* start The records *
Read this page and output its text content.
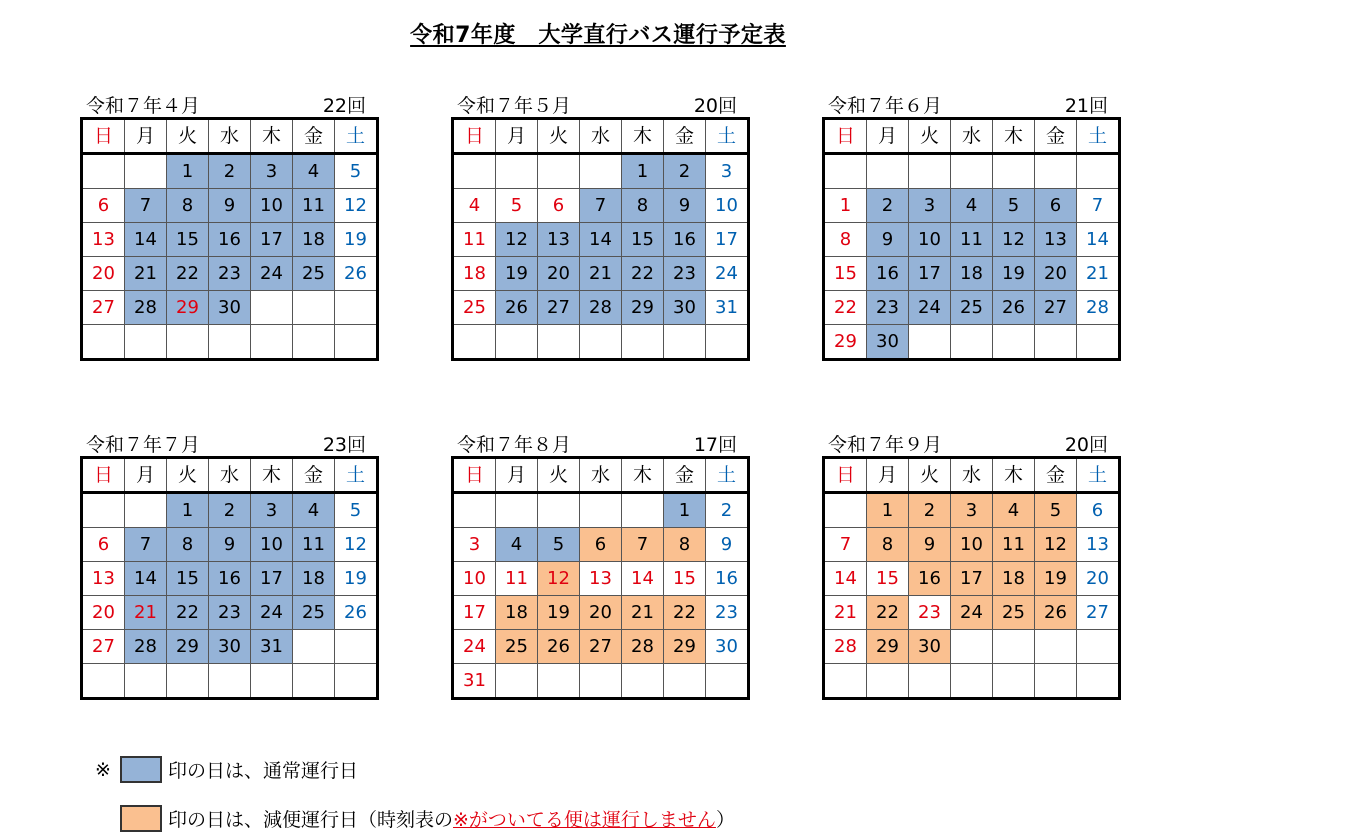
令和7年度　大学直行バス運行予定表
令和７年４月	22回
日	月	火	水	木	金	土
		1	2	3	4	5
6	7	8	9	10	11	12
13	14	15	16	17	18	19
20	21	22	23	24	25	26
27	28	29	30			

令和７年５月	20回
日	月	火	水	木	金	土
				1	2	3
4	5	6	7	8	9	10
11	12	13	14	15	16	17
18	19	20	21	22	23	24
25	26	27	28	29	30	31

令和７年６月	21回
日	月	火	水	木	金	土

1	2	3	4	5	6	7
8	9	10	11	12	13	14
15	16	17	18	19	20	21
22	23	24	25	26	27	28
29	30					
令和７年７月	23回
日	月	火	水	木	金	土
		1	2	3	4	5
6	7	8	9	10	11	12
13	14	15	16	17	18	19
20	21	22	23	24	25	26
27	28	29	30	31		

令和７年８月	17回
日	月	火	水	木	金	土
					1	2
3	4	5	6	7	8	9
10	11	12	13	14	15	16
17	18	19	20	21	22	23
24	25	26	27	28	29	30
31						
令和７年９月	20回
日	月	火	水	木	金	土
	1	2	3	4	5	6
7	8	9	10	11	12	13
14	15	16	17	18	19	20
21	22	23	24	25	26	27
28	29	30				

※	印の日は、通常運行日
印の日は、減便運行日（時刻表の ※がついてる便は運行しません ）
* end The records *
Find the lines containing "印の日は" and pull them out.

• **Answer**
※	印の日は、通常運行日
印の日は、減便運行日（時刻表の ※がついてる便は運行しません ）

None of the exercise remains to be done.